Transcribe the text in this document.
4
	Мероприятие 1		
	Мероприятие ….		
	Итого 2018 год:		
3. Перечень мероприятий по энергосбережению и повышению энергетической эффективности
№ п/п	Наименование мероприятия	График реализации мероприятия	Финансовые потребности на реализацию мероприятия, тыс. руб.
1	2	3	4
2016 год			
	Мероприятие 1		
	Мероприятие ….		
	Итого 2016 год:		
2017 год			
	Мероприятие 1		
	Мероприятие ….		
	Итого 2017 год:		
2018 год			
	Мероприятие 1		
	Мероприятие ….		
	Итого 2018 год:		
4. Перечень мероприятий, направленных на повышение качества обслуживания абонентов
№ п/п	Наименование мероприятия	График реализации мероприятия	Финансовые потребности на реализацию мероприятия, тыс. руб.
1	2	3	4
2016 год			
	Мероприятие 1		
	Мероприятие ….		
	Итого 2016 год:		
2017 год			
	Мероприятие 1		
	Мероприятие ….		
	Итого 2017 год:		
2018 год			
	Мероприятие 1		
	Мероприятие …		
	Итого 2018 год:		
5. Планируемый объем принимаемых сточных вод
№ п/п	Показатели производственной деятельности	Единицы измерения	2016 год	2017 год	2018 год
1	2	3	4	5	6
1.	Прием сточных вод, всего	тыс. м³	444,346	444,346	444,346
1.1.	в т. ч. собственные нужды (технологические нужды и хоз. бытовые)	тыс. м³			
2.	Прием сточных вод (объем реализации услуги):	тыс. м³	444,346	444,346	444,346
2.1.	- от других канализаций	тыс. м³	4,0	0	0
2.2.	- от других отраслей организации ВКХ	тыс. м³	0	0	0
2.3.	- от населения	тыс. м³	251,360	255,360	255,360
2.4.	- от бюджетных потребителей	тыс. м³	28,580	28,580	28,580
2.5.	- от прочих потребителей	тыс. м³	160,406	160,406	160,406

• • • • •

Brief: Each record above should be restated word for word.

Solution to the exercise:
Transcribe the text in this document.
4
	Мероприятие 1		
	Мероприятие ….		
	Итого 2018 год:		
3. Перечень мероприятий по энергосбережению и повышению энергетической эффективности
№ п/п	Наименование мероприятия	График реализации мероприятия	Финансовые потребности на реализацию мероприятия, тыс. руб.
1	2	3	4
2016 год			
	Мероприятие 1		
	Мероприятие ….		
	Итого 2016 год:		
2017 год			
	Мероприятие 1		
	Мероприятие ….		
	Итого 2017 год:		
2018 год			
	Мероприятие 1		
	Мероприятие ….		
	Итого 2018 год:		
4. Перечень мероприятий, направленных на повышение качества обслуживания абонентов
№ п/п	Наименование мероприятия	График реализации мероприятия	Финансовые потребности на реализацию мероприятия, тыс. руб.
1	2	3	4
2016 год			
	Мероприятие 1		
	Мероприятие ….		
	Итого 2016 год:		
2017 год			
	Мероприятие 1		
	Мероприятие ….		
	Итого 2017 год:		
2018 год			
	Мероприятие 1		
	Мероприятие …		
	Итого 2018 год:		
5. Планируемый объем принимаемых сточных вод
№ п/п	Показатели производственной деятельности	Единицы измерения	2016 год	2017 год	2018 год
1	2	3	4	5	6
1.	Прием сточных вод, всего	тыс. м³	444,346	444,346	444,346
1.1.	в т. ч. собственные нужды (технологические нужды и хоз. бытовые)	тыс. м³			
2.	Прием сточных вод (объем реализации услуги):	тыс. м³	444,346	444,346	444,346
2.1.	- от других канализаций	тыс. м³	4,0	0	0
2.2.	- от других отраслей организации ВКХ	тыс. м³	0	0	0
2.3.	- от населения	тыс. м³	251,360	255,360	255,360
2.4.	- от бюджетных потребителей	тыс. м³	28,580	28,580	28,580
2.5.	- от прочих потребителей	тыс. м³	160,406	160,406	160,406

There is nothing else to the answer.